*** Opening SOURCE RECORDS ***

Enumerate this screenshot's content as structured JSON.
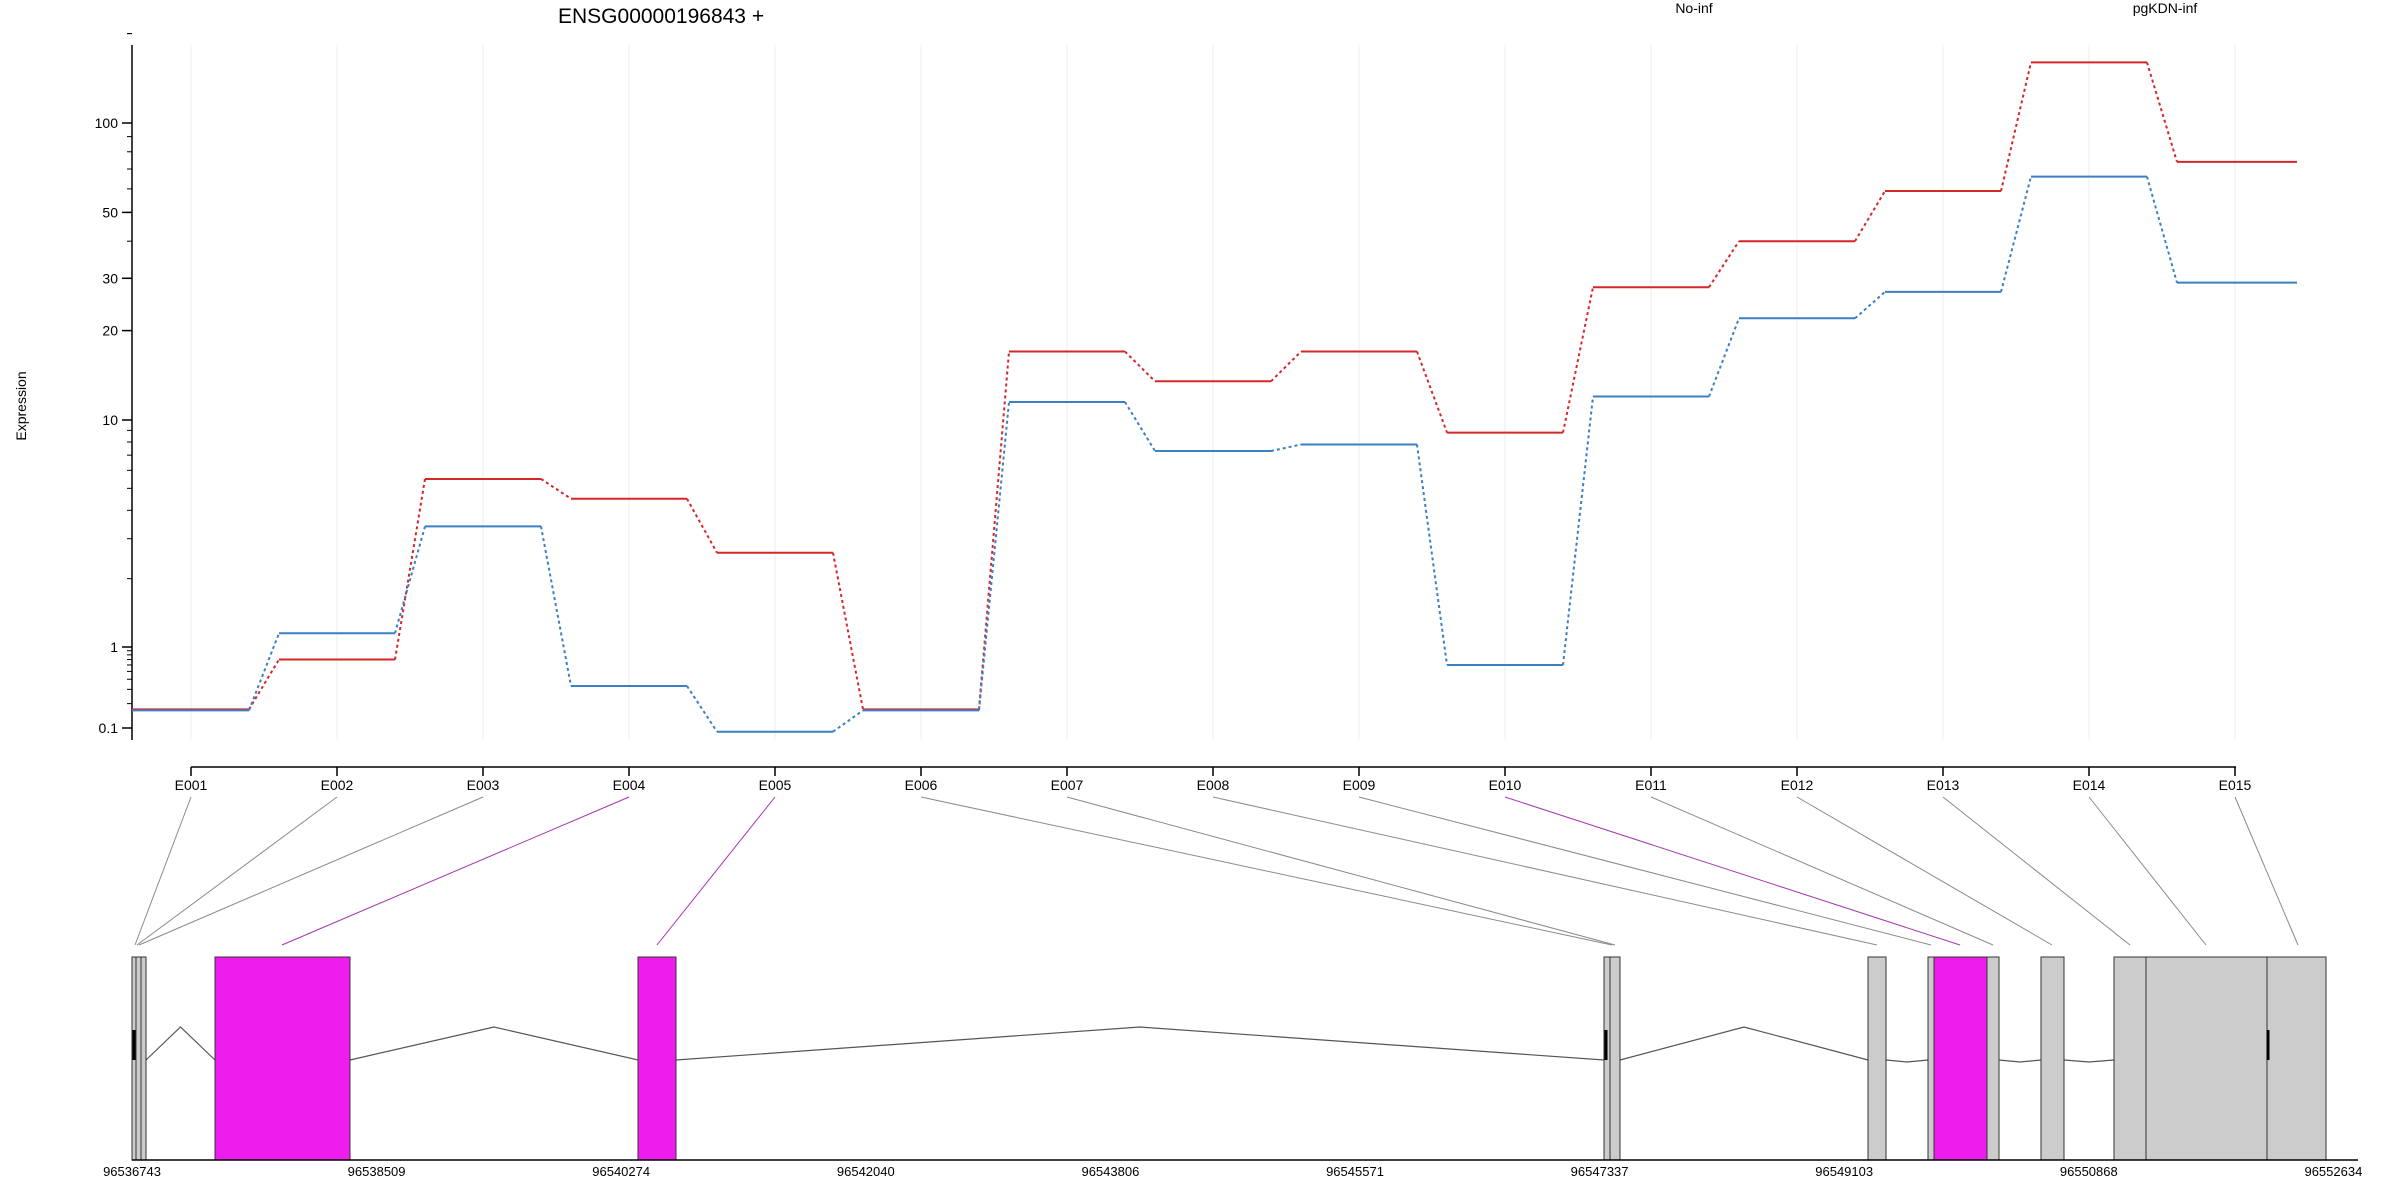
{
  "chart_data": {
    "type": "line",
    "title": "ENSG00000196843 +",
    "ylabel": "Expression",
    "yscale": "log",
    "ylim": [
      0.08,
      250
    ],
    "yticks": [
      0.1,
      1,
      10,
      20,
      30,
      50,
      100
    ],
    "ytick_labels": [
      "0.1",
      "1",
      "10",
      "20",
      "30",
      "50",
      "100"
    ],
    "categories": [
      "E001",
      "E002",
      "E003",
      "E004",
      "E005",
      "E006",
      "E007",
      "E008",
      "E009",
      "E010",
      "E011",
      "E012",
      "E013",
      "E014",
      "E015"
    ],
    "series": [
      {
        "name": "No-inf",
        "color": "#d62728",
        "values": [
          0.17,
          0.7,
          5.5,
          4.5,
          2.6,
          0.17,
          17,
          13.5,
          17,
          8.8,
          28,
          40,
          59,
          160,
          74
        ]
      },
      {
        "name": "pgKDN-inf",
        "color": "#3b7fc4",
        "values": [
          0.165,
          1.15,
          3.4,
          0.33,
          0.09,
          0.165,
          11.5,
          7.3,
          7.8,
          0.6,
          12,
          22,
          27,
          66,
          29
        ]
      }
    ],
    "legend_position": "top",
    "highlighted_exons": [
      "E004",
      "E005",
      "E010"
    ],
    "highlight_color": "#ee1dee",
    "exon_color": "#cccccc",
    "genomic_axis": {
      "labels": [
        "96536743",
        "96538509",
        "96540274",
        "96542040",
        "96543806",
        "96545571",
        "96547337",
        "96549103",
        "96550868",
        "96552634"
      ]
    }
  }
}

*** Closing SOURCE RECORDS ***

With pictures excluded, the material is to be written out exactly as given.

Enumerate this screenshot's content as structured JSON.
{
  "chart_data": {
    "type": "line",
    "title": "ENSG00000196843 +",
    "ylabel": "Expression",
    "yscale": "log",
    "ylim": [
      0.08,
      250
    ],
    "yticks": [
      0.1,
      1,
      10,
      20,
      30,
      50,
      100
    ],
    "ytick_labels": [
      "0.1",
      "1",
      "10",
      "20",
      "30",
      "50",
      "100"
    ],
    "categories": [
      "E001",
      "E002",
      "E003",
      "E004",
      "E005",
      "E006",
      "E007",
      "E008",
      "E009",
      "E010",
      "E011",
      "E012",
      "E013",
      "E014",
      "E015"
    ],
    "series": [
      {
        "name": "No-inf",
        "color": "#d62728",
        "values": [
          0.17,
          0.7,
          5.5,
          4.5,
          2.6,
          0.17,
          17,
          13.5,
          17,
          8.8,
          28,
          40,
          59,
          160,
          74
        ]
      },
      {
        "name": "pgKDN-inf",
        "color": "#3b7fc4",
        "values": [
          0.165,
          1.15,
          3.4,
          0.33,
          0.09,
          0.165,
          11.5,
          7.3,
          7.8,
          0.6,
          12,
          22,
          27,
          66,
          29
        ]
      }
    ],
    "legend_position": "top",
    "highlighted_exons": [
      "E004",
      "E005",
      "E010"
    ],
    "highlight_color": "#ee1dee",
    "exon_color": "#cccccc",
    "genomic_axis": {
      "labels": [
        "96536743",
        "96538509",
        "96540274",
        "96542040",
        "96543806",
        "96545571",
        "96547337",
        "96549103",
        "96550868",
        "96552634"
      ]
    }
  }
}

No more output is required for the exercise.